■ WORK TO DO ■
a - From the passage on the student design projects, write out the stretch from "Design project performance" through "were strongly emphasized.".
b - In the passage on the student design projects, what weights were given to the peer-design evaluations and the design-report assessment?

■ EXCERPT TO READ ■
------------------------------

After design project 1 was completed, students were asked if they wanted to change their teams, which were originally formed by students.  Only two teams out of each section responded as they did.  After reshuffling team members only in those teams, the design project was introduced.  To guide these design teams, product planning, identifying customer needs, product specifications, concept generation, and concept selection were introduced as major components of the development process.  Several intermediate deadlines and a project deadline were determined to set a moderate pace.  Critical path method (CPM) was also introduced, and students were encouraged to plan and complete development activities to meet the deadlines.  Furthermore, they were told that after the project they would be evaluating each other for their contribution to the design process and that project grades would change subject to contribution.

Design project performance was evaluated by peer-design evaluations and design-report assessment.  The weights of these assessments were 25% and 75%, respectively.  Peer-design evaluations were done during the in-class design competition.  While a team was presenting, remaining teams evaluated their design.  It was observed that students took evaluating peers very seriously; hence a meaningful design discussion after every presentation surfaced.  During this peer evaluation and peer critiquing time, integrity and ethics were strongly emphasized.

------------------------------

■ MATERIAL ■

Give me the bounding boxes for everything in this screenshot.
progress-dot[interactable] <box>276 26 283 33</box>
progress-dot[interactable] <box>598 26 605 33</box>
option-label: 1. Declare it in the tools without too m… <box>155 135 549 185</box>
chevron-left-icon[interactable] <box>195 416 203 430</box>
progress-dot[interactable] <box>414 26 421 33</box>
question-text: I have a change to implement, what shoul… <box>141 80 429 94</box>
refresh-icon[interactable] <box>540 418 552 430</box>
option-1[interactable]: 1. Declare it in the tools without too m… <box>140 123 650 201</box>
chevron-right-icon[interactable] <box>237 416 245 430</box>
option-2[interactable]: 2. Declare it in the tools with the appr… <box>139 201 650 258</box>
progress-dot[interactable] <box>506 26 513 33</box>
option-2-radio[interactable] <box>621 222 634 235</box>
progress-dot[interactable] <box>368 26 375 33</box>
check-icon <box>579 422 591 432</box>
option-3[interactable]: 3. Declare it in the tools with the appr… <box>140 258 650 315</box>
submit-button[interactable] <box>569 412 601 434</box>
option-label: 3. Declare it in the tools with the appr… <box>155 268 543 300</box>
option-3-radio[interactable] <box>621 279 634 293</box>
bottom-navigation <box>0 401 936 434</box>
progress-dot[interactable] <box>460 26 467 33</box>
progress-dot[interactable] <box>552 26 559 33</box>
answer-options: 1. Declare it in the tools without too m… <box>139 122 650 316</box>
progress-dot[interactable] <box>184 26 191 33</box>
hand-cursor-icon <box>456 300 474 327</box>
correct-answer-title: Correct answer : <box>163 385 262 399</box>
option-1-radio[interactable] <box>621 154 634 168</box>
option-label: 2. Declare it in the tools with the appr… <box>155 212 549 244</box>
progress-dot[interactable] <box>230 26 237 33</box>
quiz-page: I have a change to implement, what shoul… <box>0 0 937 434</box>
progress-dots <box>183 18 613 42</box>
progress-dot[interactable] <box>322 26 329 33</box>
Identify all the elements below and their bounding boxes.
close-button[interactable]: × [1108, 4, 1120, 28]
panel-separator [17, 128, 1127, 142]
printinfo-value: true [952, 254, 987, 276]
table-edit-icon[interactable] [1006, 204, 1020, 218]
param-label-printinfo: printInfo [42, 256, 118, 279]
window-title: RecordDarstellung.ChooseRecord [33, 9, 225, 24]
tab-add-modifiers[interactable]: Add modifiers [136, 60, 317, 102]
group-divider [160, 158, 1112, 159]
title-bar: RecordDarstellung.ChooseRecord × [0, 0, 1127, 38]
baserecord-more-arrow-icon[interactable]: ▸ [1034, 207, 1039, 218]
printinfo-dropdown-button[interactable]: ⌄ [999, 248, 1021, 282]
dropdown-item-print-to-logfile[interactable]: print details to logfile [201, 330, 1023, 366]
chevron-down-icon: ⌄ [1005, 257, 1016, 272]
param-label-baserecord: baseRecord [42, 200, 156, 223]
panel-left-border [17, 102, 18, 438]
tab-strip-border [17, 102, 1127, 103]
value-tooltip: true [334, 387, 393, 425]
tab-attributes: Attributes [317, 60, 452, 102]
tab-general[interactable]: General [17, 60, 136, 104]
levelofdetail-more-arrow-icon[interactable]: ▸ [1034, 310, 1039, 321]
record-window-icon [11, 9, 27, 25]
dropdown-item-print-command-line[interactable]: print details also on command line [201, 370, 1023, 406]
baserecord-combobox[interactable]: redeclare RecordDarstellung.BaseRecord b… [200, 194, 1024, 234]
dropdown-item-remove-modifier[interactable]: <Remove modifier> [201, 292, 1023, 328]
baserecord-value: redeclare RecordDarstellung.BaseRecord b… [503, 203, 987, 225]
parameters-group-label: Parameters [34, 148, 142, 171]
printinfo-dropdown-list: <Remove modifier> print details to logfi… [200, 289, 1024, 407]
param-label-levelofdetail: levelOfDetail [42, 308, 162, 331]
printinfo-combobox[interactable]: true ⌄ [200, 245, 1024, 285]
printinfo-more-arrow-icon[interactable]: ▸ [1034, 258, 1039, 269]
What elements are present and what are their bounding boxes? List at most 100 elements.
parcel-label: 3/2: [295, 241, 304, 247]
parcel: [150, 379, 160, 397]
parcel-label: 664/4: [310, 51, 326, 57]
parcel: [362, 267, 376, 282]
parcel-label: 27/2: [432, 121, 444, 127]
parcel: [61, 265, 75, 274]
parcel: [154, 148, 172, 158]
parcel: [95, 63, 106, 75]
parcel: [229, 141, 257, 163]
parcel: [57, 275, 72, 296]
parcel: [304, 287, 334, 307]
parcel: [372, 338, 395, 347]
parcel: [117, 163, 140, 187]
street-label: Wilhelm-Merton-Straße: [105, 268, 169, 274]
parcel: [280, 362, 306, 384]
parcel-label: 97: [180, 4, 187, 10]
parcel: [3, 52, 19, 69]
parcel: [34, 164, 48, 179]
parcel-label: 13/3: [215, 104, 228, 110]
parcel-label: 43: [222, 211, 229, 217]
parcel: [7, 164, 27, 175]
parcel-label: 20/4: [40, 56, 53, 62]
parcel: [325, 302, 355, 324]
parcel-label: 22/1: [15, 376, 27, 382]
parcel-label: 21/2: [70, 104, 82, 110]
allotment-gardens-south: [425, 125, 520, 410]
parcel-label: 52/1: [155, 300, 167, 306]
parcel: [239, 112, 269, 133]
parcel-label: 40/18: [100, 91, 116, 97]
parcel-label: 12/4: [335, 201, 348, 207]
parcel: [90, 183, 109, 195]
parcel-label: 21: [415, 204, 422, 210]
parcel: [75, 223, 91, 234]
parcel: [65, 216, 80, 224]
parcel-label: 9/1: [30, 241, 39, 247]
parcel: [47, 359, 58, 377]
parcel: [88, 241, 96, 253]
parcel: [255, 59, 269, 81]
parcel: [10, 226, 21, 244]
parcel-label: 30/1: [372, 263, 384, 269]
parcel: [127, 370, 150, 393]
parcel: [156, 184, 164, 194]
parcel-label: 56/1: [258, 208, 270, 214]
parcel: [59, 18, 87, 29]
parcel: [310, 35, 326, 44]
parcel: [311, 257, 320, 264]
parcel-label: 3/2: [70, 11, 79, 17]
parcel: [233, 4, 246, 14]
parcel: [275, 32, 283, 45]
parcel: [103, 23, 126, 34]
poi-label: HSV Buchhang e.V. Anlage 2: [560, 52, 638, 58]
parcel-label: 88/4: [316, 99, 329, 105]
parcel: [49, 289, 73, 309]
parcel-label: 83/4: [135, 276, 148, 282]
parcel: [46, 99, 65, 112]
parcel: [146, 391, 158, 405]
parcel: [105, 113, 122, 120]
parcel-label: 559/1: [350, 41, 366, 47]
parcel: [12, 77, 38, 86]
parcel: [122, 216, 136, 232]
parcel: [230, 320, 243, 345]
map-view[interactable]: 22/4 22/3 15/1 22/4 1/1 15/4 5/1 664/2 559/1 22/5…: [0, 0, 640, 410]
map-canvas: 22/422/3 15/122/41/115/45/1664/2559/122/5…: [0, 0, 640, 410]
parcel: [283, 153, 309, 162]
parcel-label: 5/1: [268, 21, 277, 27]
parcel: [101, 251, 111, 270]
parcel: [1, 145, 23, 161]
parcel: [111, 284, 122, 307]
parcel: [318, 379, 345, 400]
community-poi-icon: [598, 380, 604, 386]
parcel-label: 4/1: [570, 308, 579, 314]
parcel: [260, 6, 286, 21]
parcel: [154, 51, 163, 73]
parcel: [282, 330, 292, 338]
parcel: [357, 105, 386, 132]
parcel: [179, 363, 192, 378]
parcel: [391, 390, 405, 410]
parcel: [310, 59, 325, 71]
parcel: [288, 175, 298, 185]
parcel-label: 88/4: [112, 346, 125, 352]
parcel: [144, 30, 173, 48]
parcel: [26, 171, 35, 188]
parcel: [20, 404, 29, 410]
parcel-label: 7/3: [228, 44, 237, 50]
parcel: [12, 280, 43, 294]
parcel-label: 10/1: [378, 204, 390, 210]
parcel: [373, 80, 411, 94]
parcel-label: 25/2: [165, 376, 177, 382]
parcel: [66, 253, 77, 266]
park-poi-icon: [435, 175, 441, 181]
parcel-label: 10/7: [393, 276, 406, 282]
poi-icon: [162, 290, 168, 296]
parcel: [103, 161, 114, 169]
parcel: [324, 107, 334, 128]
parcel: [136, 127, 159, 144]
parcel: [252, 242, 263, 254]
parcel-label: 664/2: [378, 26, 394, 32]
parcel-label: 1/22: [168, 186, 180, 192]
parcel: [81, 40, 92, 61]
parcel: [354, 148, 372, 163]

------------------------------

■ EXERCISE ANSWERS ■
a -
Design project performance was evaluated by peer-design evaluations and design-report assessment.  The weights of these assessments were 25% and 75%, respectively.  Peer-design evaluations were done during the in-class design competition.  While a team was presenting, remaining teams evaluated their design.  It was observed that students took evaluating peers very seriously; hence a meaningful design discussion after every presentation surfaced.  During this peer evaluation and peer critiquing time, integrity and ethics were strongly emphasized.

b - Peer-design evaluations were weighted at 25% and the design-report assessment at 75%.